**検討用文章**:
大和証券がフィンテックのレンディングサービスを顧客に紹介し始め、ビットコインとイーサリアムを担保に円資金を確保できるようにしている。
全国の全支店で展開され、デジタル資産を売却せずに流動性を確保したい富裕層や事業主を主な対象とする。
大和証券、デジタル資産ファイナンスに進出
10月1日、大和証券は「デジタル資産担保ローン」の紹介を開始。大和とクレディセゾンが共同出資するフィンテックが提供主体となり、顧客はビットコイン(BTC)やイーサリアム(ETH)を担保に、500万円〜5億円の円建てローンを受けられる。
Sponsored暗号資産を売却せずに不動産取得や事業拡大、他資産への投資を進めたい富裕層・起業家の需要を反映。BTCとETHは主要デジタル資産として位置づけられ、本プログラムは暗号資産を伝統的な資産管理戦略へと組み込む狙いだ。
大和証券は「紹介パートナー」として関与し、商品の説明・販売・管理はフィンテックが直接行う。LTV(担保比率)はBTC/ETHともに50%。個人向けの貸付上限は日本の規制に基づき年収の3分の1(不動産購入は除外)。
顧客資産で野村に次ぐ国内第2位の大手証券である同社が、暗号資産を担保に円資金を提供するスキームを全国導入する意義は大きい。
伝統金融が暗号資産への関与を強化
大手証券が顧客サービスとして暗号資産エクスポージャーを正式に取り込む動きは、デジタル資産が投機対象から分散投資の一要素へと成熟しつつある兆候だ。
暗号資産担保ローンの導入により、大和は提供サービスを拡充。伝統市場とデジタル経済との接続を深めるこの動きは、金融仲介が新興資産クラスへ対応範囲を広げる世界的トレンドとも合致する。

[文書レイアウト解析データ]
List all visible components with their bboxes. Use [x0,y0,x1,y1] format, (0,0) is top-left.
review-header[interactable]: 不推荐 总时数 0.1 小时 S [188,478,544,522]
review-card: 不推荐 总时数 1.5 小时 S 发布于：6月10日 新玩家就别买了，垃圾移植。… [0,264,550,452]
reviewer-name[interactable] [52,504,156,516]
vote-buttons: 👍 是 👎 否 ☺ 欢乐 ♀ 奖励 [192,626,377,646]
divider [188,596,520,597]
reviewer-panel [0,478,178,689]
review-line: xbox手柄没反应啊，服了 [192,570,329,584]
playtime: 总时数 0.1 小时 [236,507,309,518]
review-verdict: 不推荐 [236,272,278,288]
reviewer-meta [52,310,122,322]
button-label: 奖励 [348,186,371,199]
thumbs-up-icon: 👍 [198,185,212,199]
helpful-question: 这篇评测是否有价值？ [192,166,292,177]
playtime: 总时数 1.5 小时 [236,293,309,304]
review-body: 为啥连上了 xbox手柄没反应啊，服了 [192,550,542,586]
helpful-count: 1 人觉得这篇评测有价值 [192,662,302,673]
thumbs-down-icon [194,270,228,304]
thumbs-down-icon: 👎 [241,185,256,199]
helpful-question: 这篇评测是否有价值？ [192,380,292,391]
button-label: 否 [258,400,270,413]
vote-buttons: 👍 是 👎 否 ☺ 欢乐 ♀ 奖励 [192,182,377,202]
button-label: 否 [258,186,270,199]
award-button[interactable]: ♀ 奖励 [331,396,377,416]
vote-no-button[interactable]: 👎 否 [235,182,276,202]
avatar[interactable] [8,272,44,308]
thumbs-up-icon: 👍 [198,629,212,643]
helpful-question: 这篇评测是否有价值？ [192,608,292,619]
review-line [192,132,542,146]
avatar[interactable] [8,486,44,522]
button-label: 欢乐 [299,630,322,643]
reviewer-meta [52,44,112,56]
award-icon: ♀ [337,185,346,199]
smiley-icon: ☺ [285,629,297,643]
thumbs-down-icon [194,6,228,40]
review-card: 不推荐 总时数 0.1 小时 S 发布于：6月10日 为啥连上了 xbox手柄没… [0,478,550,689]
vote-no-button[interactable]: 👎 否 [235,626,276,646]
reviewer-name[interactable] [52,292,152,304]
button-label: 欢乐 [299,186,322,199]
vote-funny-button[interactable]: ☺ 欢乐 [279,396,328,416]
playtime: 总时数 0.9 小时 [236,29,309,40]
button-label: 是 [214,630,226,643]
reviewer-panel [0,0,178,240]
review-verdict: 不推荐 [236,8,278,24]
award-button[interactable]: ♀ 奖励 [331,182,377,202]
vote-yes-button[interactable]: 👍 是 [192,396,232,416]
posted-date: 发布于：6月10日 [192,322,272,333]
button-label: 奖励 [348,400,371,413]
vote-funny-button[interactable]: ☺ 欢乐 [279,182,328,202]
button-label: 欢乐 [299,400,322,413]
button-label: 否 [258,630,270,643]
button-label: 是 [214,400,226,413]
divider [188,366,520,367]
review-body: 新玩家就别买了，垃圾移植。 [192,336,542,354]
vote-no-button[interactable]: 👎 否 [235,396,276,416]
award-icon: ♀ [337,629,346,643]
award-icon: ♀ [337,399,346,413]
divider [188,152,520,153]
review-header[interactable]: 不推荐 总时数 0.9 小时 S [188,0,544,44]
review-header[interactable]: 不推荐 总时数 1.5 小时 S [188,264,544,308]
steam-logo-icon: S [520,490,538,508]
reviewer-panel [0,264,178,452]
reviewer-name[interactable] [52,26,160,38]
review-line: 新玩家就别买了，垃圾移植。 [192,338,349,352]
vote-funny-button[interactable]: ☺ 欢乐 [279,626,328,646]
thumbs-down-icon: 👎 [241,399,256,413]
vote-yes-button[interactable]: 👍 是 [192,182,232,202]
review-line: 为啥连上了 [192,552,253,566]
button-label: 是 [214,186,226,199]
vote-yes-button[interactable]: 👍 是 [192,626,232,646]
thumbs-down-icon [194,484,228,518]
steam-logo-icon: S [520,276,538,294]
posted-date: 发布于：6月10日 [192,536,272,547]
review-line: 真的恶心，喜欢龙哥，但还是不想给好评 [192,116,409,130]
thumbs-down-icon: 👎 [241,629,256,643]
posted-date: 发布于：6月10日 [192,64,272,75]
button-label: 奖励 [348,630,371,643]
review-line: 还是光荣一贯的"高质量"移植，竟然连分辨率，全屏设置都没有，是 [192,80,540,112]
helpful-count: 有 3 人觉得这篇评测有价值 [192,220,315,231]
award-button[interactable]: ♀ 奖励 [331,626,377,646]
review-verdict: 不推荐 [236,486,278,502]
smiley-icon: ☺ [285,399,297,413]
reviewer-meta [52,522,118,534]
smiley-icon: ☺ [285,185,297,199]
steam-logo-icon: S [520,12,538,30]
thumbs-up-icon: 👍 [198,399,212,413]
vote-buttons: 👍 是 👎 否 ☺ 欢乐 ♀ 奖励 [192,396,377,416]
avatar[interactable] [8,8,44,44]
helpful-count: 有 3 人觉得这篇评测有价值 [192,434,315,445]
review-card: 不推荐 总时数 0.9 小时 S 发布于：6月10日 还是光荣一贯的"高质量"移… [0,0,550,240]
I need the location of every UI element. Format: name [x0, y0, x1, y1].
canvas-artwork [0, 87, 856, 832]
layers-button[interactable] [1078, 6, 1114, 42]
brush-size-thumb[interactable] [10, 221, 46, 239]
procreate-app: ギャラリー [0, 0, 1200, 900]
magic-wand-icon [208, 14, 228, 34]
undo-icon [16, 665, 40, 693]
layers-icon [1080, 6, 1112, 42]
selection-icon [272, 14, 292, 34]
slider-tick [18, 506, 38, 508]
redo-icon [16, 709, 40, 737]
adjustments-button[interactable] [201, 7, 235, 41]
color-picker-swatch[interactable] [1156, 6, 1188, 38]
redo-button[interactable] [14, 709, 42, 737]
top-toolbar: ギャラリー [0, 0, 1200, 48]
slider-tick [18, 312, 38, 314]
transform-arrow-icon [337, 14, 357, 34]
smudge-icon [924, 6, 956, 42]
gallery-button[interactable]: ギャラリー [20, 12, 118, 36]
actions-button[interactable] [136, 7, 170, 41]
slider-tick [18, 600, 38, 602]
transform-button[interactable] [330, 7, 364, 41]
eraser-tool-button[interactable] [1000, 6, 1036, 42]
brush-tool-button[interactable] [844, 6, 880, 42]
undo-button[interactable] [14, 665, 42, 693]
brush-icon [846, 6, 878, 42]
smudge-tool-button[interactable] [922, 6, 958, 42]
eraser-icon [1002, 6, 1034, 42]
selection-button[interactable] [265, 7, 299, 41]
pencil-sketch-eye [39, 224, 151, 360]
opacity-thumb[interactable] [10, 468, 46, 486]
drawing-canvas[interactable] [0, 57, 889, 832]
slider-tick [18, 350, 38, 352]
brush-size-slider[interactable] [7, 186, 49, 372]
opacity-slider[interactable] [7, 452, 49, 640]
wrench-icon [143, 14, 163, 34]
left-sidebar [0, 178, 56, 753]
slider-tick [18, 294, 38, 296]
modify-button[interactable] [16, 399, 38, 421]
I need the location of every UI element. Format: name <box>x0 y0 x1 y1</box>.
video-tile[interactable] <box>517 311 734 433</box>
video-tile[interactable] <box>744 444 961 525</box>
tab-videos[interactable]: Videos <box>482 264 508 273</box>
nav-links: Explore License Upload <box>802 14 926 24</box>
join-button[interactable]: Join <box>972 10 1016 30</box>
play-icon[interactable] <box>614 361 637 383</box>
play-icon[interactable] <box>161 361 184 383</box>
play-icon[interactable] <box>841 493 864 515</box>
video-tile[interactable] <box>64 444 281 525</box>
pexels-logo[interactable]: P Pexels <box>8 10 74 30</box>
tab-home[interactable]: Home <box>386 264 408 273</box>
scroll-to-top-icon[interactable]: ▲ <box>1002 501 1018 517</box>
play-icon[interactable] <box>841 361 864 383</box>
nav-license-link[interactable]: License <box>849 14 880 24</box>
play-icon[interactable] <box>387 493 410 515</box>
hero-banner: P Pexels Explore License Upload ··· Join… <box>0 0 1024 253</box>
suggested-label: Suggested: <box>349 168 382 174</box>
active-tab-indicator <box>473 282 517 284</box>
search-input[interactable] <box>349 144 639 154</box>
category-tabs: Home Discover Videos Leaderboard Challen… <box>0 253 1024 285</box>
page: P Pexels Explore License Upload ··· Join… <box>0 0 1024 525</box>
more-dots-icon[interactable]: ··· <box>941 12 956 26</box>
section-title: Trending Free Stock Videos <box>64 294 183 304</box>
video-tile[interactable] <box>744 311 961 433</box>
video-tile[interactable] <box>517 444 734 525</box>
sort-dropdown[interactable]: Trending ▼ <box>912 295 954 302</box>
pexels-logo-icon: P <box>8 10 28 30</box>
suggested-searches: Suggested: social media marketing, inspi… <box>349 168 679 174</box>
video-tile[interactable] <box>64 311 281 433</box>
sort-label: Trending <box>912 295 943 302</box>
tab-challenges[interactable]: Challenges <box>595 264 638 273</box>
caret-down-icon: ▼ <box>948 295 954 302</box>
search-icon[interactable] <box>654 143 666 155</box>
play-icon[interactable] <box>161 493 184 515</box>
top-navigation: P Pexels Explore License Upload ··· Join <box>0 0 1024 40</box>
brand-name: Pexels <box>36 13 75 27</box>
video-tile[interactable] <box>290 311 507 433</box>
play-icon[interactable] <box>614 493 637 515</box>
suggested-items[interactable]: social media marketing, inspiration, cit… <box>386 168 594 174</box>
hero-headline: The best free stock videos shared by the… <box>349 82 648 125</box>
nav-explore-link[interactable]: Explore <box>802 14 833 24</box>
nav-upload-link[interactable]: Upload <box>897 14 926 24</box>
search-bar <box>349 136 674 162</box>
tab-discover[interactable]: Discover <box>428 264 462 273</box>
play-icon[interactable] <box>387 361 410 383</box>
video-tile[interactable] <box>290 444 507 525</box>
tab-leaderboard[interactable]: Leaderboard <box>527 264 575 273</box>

**作業依頼 A**:
大和証券の暗号資産担保ローンに関する記事によれば、顧客が借り入れられる円建てローンの金額はいくらからいくらまでですか。
**作業依頼 B**:
大和証券の暗号資産担保ローンに関する記事のうち、「大和証券、デジタル資産ファイナンスに進出」から「管理戦略へと組み込む狙いだ。」までの箇所を、一字も変えずに書き写してください。

**演習解答 A**:
500万円から5億円までです。

**演習解答 B**:
大和証券、デジタル資産ファイナンスに進出
10月1日、大和証券は「デジタル資産担保ローン」の紹介を開始。大和とクレディセゾンが共同出資するフィンテックが提供主体となり、顧客はビットコイン(BTC)やイーサリアム(ETH)を担保に、500万円〜5億円の円建てローンを受けられる。
Sponsored暗号資産を売却せずに不動産取得や事業拡大、他資産への投資を進めたい富裕層・起業家の需要を反映。BTCとETHは主要デジタル資産として位置づけられ、本プログラムは暗号資産を伝統的な資産管理戦略へと組み込む狙いだ。